- EXTRACT TO READ:
:::

The objective of a goal is to move closer to your desired path, in line with your personal values. Sounds simple enough, right? If it's that straightforward, why would you ever need to reassess or abandon a goal?

Let me give you a personal example. I’ve been casually running off and on for years, but I’ve struggled to find the right running shoe for my unusual foot shape. In early 2023, I finally got a pair and thought, “These are it; these are the ones.” I decided that for May—the month of my 30th birthday—I would run 100 miles, including my first 5k and 10k races. I'd run 5k distances before, but never 10k, and hitting 100 miles while still having rest days required a plan.

I started running 5-6 days a week, increasing my distances. Each week, I had a "discovery run" to push to new heights. At my peak, I reached 14.4km (9 miles). Three weeks and 75 miles in, I hit a wall. After the 10k race, my knees ached so badly I struggled to walk, and stairs? Forget about it. Every run felt like a fight. I was icing my knees daily, but it wasn’t enough. I later found out that while the shoes matched my foot shape, they weren’t right for my gait.

:::

Element and region listings
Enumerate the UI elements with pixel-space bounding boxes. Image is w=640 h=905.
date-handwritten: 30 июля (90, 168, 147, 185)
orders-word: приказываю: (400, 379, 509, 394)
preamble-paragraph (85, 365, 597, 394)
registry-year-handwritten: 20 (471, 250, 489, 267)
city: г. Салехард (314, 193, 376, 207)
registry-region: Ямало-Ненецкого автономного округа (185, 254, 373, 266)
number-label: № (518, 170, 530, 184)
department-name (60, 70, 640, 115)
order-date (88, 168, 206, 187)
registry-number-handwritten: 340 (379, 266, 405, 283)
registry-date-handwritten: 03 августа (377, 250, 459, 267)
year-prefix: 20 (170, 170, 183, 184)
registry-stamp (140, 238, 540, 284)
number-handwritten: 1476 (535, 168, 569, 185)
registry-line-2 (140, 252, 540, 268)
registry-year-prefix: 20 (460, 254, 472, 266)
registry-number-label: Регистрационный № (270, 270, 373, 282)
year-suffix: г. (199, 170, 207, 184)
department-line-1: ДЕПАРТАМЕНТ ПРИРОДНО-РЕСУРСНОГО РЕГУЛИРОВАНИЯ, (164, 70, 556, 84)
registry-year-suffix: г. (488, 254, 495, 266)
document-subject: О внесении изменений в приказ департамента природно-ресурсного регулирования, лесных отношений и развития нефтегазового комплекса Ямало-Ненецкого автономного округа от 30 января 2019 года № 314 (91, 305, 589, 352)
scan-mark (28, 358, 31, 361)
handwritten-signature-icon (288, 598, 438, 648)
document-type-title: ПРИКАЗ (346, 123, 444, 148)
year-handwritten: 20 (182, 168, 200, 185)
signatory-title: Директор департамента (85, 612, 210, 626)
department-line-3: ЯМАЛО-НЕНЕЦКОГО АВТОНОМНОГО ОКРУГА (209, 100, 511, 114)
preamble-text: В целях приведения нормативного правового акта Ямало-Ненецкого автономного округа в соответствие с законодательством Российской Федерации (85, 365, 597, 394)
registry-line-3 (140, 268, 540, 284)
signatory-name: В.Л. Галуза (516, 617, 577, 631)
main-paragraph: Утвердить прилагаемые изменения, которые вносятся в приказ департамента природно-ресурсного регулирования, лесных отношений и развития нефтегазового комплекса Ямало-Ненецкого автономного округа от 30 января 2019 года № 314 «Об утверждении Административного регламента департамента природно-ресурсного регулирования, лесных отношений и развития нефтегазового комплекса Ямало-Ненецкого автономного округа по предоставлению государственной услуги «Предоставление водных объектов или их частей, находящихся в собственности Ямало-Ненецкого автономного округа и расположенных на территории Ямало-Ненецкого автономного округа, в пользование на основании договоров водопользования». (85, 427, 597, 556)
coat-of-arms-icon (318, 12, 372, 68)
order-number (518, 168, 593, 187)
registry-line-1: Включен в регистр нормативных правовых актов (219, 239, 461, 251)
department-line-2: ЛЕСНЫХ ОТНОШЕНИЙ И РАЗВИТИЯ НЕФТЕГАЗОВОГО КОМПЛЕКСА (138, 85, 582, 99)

:::

- DIRECTIVE: In the running passage, why had finding the right running shoe been a struggle for the writer? These records have no connection to the text.

- FULL OUTPUT: The writer had an unusual foot shape, which made the right running shoe hard to find. The pair found in early 2023 matched that foot shape but turned out not to suit the writer's gait.